SHORT EXERCISE:
Print out every line, exactly as written.

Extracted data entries

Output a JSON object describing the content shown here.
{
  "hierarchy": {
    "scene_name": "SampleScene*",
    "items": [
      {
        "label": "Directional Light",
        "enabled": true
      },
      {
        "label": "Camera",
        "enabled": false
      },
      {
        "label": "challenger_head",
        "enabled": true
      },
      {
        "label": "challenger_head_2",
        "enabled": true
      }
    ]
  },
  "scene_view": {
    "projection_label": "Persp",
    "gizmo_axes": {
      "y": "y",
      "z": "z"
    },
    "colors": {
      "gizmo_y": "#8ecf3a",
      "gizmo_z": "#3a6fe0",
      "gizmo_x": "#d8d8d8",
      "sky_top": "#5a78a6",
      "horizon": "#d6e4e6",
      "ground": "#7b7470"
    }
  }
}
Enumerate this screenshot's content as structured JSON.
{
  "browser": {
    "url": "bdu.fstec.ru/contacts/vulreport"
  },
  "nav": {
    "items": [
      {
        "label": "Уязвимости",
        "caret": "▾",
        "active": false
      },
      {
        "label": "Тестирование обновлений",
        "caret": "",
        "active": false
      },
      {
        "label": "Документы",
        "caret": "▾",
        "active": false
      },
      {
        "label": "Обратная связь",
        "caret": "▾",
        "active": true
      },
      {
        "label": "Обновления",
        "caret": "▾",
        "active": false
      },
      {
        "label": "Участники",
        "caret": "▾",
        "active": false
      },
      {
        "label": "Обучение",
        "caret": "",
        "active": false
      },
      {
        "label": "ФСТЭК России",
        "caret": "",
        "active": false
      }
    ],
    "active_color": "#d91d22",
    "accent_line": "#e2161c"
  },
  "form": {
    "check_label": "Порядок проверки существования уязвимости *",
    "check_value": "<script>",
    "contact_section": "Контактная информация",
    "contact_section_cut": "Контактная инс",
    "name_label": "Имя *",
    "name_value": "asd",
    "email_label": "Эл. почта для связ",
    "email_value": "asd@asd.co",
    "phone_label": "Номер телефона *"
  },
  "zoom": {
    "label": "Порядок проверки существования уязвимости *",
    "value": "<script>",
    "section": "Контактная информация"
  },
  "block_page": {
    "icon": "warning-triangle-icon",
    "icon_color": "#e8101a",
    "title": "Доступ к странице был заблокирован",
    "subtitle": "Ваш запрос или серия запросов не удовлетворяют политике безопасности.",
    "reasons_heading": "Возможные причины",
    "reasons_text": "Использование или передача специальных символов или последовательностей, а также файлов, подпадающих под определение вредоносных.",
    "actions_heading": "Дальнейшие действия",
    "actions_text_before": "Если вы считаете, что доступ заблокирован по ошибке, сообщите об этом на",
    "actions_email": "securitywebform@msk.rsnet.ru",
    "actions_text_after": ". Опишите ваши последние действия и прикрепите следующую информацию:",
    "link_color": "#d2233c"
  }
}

EXERCISE SOLUTION:
Output a JSON object describing the content shown here.
{
  "hierarchy": {
    "scene_name": "SampleScene*",
    "items": [
      {
        "label": "Directional Light",
        "enabled": true
      },
      {
        "label": "Camera",
        "enabled": false
      },
      {
        "label": "challenger_head",
        "enabled": true
      },
      {
        "label": "challenger_head_2",
        "enabled": true
      }
    ]
  },
  "scene_view": {
    "projection_label": "Persp",
    "gizmo_axes": {
      "y": "y",
      "z": "z"
    },
    "colors": {
      "gizmo_y": "#8ecf3a",
      "gizmo_z": "#3a6fe0",
      "gizmo_x": "#d8d8d8",
      "sky_top": "#5a78a6",
      "horizon": "#d6e4e6",
      "ground": "#7b7470"
    }
  }
}
Enumerate this screenshot's content as structured JSON.
{
  "browser": {
    "url": "bdu.fstec.ru/contacts/vulreport"
  },
  "nav": {
    "items": [
      {
        "label": "Уязвимости",
        "caret": "▾",
        "active": false
      },
      {
        "label": "Тестирование обновлений",
        "caret": "",
        "active": false
      },
      {
        "label": "Документы",
        "caret": "▾",
        "active": false
      },
      {
        "label": "Обратная связь",
        "caret": "▾",
        "active": true
      },
      {
        "label": "Обновления",
        "caret": "▾",
        "active": false
      },
      {
        "label": "Участники",
        "caret": "▾",
        "active": false
      },
      {
        "label": "Обучение",
        "caret": "",
        "active": false
      },
      {
        "label": "ФСТЭК России",
        "caret": "",
        "active": false
      }
    ],
    "active_color": "#d91d22",
    "accent_line": "#e2161c"
  },
  "form": {
    "check_label": "Порядок проверки существования уязвимости *",
    "check_value": "<script>",
    "contact_section": "Контактная информация",
    "contact_section_cut": "Контактная инс",
    "name_label": "Имя *",
    "name_value": "asd",
    "email_label": "Эл. почта для связ",
    "email_value": "asd@asd.co",
    "phone_label": "Номер телефона *"
  },
  "zoom": {
    "label": "Порядок проверки существования уязвимости *",
    "value": "<script>",
    "section": "Контактная информация"
  },
  "block_page": {
    "icon": "warning-triangle-icon",
    "icon_color": "#e8101a",
    "title": "Доступ к странице был заблокирован",
    "subtitle": "Ваш запрос или серия запросов не удовлетворяют политике безопасности.",
    "reasons_heading": "Возможные причины",
    "reasons_text": "Использование или передача специальных символов или последовательностей, а также файлов, подпадающих под определение вредоносных.",
    "actions_heading": "Дальнейшие действия",
    "actions_text_before": "Если вы считаете, что доступ заблокирован по ошибке, сообщите об этом на",
    "actions_email": "securitywebform@msk.rsnet.ru",
    "actions_text_after": ". Опишите ваши последние действия и прикрепите следующую информацию:",
    "link_color": "#d2233c"
  }
}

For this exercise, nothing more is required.